▶ THE PROBLEM
Skip the pictures. Reproduce all other material exactly.

▶ DATA IN THIS EXERCISE
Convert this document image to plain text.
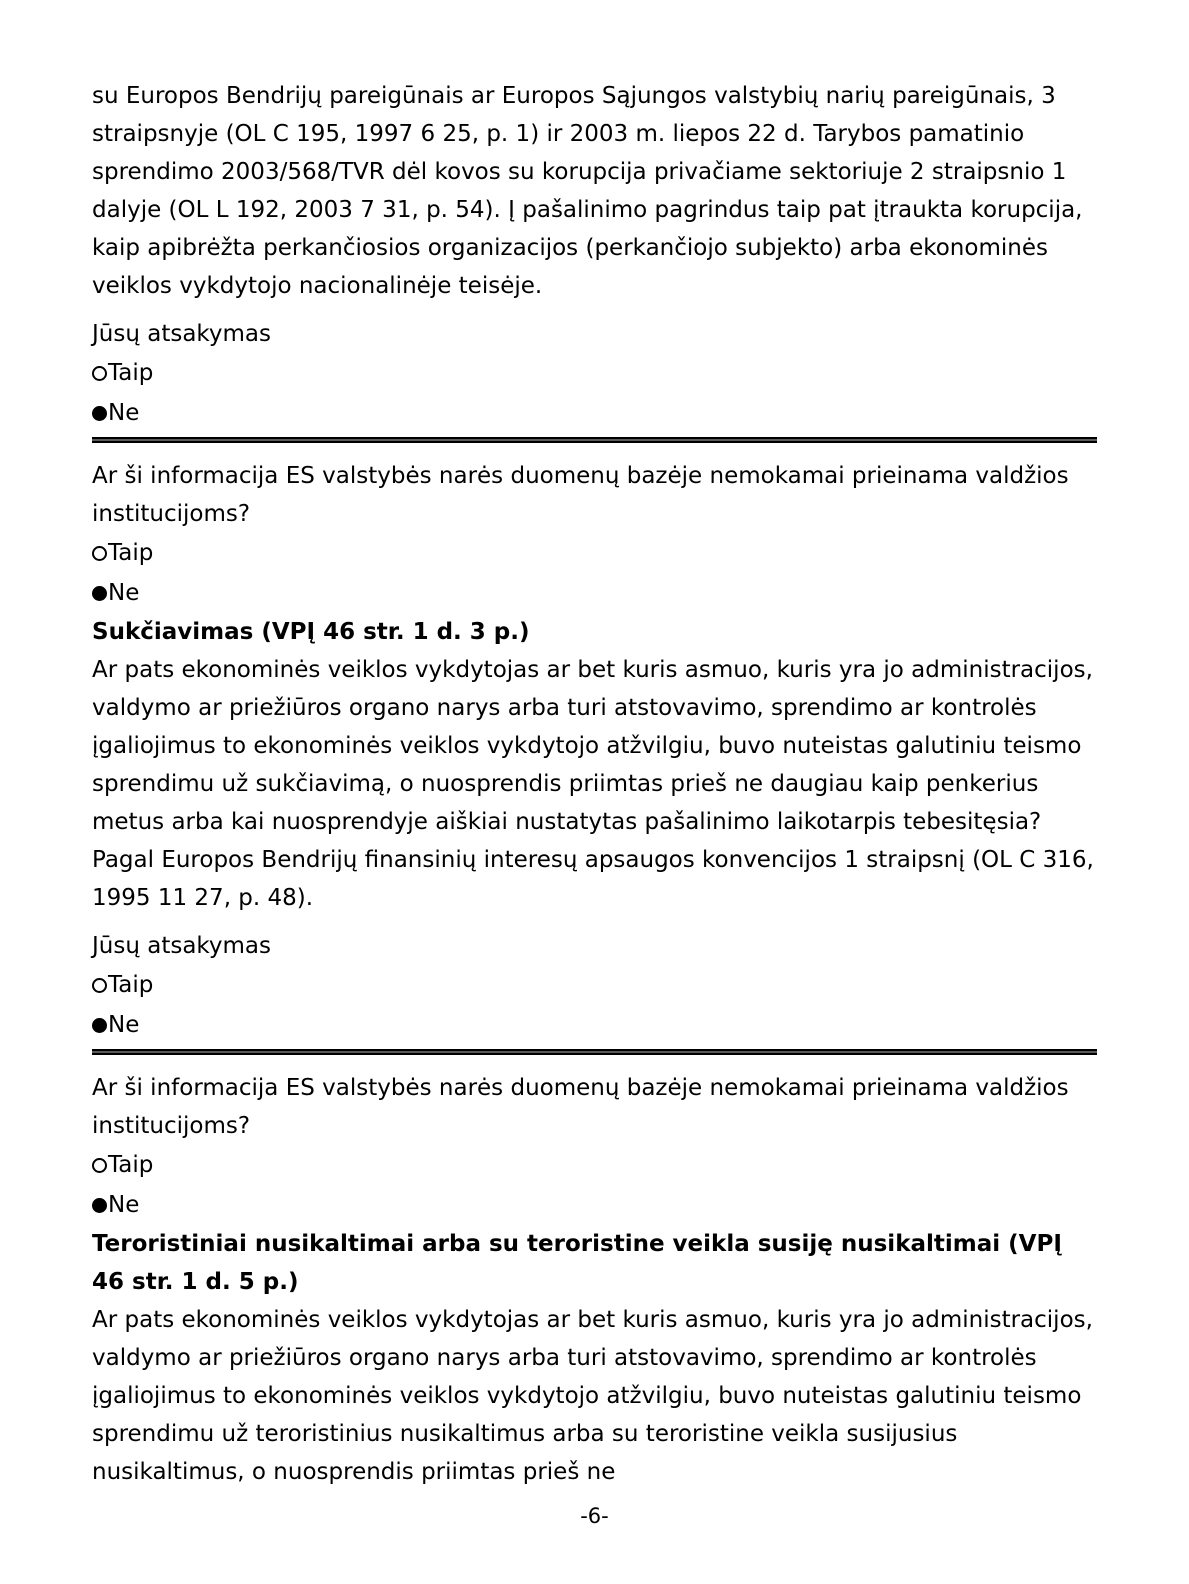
su Europos Bendrijų pareigūnais ar Europos Sąjungos valstybių narių pareigūnais, 3 straipsnyje (OL C 195, 1997 6 25, p. 1) ir 2003 m. liepos 22 d. Tarybos pamatinio sprendimo 2003/568/TVR dėl kovos su korupcija privačiame sektoriuje 2 straipsnio 1 dalyje (OL L 192, 2003 7 31, p. 54). Į pašalinimo pagrindus taip pat įtraukta korupcija, kaip apibrėžta perkančiosios organizacijos (perkančiojo subjekto) arba ekonominės veiklos vykdytojo nacionalinėje teisėje.

Jūsų atsakymas
Taip
Ne

Ar ši informacija ES valstybės narės duomenų bazėje nemokamai prieinama valdžios institucijoms?

Taip
Ne
Sukčiavimas (VPĮ 46 str. 1 d. 3 p.)

Ar pats ekonominės veiklos vykdytojas ar bet kuris asmuo, kuris yra jo administracijos, valdymo ar priežiūros organo narys arba turi atstovavimo, sprendimo ar kontrolės įgaliojimus to ekonominės veiklos vykdytojo atžvilgiu, buvo nuteistas galutiniu teismo sprendimu už sukčiavimą, o nuosprendis priimtas prieš ne daugiau kaip penkerius metus arba kai nuosprendyje aiškiai nustatytas pašalinimo laikotarpis tebesitęsia? Pagal Europos Bendrijų finansinių interesų apsaugos konvencijos 1 straipsnį (OL C 316, 1995 11 27, p. 48).

Jūsų atsakymas
Taip
Ne

Ar ši informacija ES valstybės narės duomenų bazėje nemokamai prieinama valdžios institucijoms?

Taip
Ne
Teroristiniai nusikaltimai arba su teroristine veikla susiję nusikaltimai (VPĮ 46 str. 1 d. 5 p.)

Ar pats ekonominės veiklos vykdytojas ar bet kuris asmuo, kuris yra jo administracijos, valdymo ar priežiūros organo narys arba turi atstovavimo, sprendimo ar kontrolės įgaliojimus to ekonominės veiklos vykdytojo atžvilgiu, buvo nuteistas galutiniu teismo sprendimu už teroristinius nusikaltimus arba su teroristine veikla susijusius nusikaltimus, o nuosprendis priimtas prieš ne

-6-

▶ EXERCISE RESULT
Convert this document image to plain text.
su Europos Bendrijų pareigūnais ar Europos Sąjungos valstybių narių pareigūnais, 3 straipsnyje (OL C 195, 1997 6 25, p. 1) ir 2003 m. liepos 22 d. Tarybos pamatinio sprendimo 2003/568/TVR dėl kovos su korupcija privačiame sektoriuje 2 straipsnio 1 dalyje (OL L 192, 2003 7 31, p. 54). Į pašalinimo pagrindus taip pat įtraukta korupcija, kaip apibrėžta perkančiosios organizacijos (perkančiojo subjekto) arba ekonominės veiklos vykdytojo nacionalinėje teisėje.

Jūsų atsakymas
Taip
Ne

Ar ši informacija ES valstybės narės duomenų bazėje nemokamai prieinama valdžios institucijoms?

Taip
Ne
Sukčiavimas (VPĮ 46 str. 1 d. 3 p.)

Ar pats ekonominės veiklos vykdytojas ar bet kuris asmuo, kuris yra jo administracijos, valdymo ar priežiūros organo narys arba turi atstovavimo, sprendimo ar kontrolės įgaliojimus to ekonominės veiklos vykdytojo atžvilgiu, buvo nuteistas galutiniu teismo sprendimu už sukčiavimą, o nuosprendis priimtas prieš ne daugiau kaip penkerius metus arba kai nuosprendyje aiškiai nustatytas pašalinimo laikotarpis tebesitęsia? Pagal Europos Bendrijų finansinių interesų apsaugos konvencijos 1 straipsnį (OL C 316, 1995 11 27, p. 48).

Jūsų atsakymas
Taip
Ne

Ar ši informacija ES valstybės narės duomenų bazėje nemokamai prieinama valdžios institucijoms?

Taip
Ne
Teroristiniai nusikaltimai arba su teroristine veikla susiję nusikaltimai (VPĮ 46 str. 1 d. 5 p.)

Ar pats ekonominės veiklos vykdytojas ar bet kuris asmuo, kuris yra jo administracijos, valdymo ar priežiūros organo narys arba turi atstovavimo, sprendimo ar kontrolės įgaliojimus to ekonominės veiklos vykdytojo atžvilgiu, buvo nuteistas galutiniu teismo sprendimu už teroristinius nusikaltimus arba su teroristine veikla susijusius nusikaltimus, o nuosprendis priimtas prieš ne

-6-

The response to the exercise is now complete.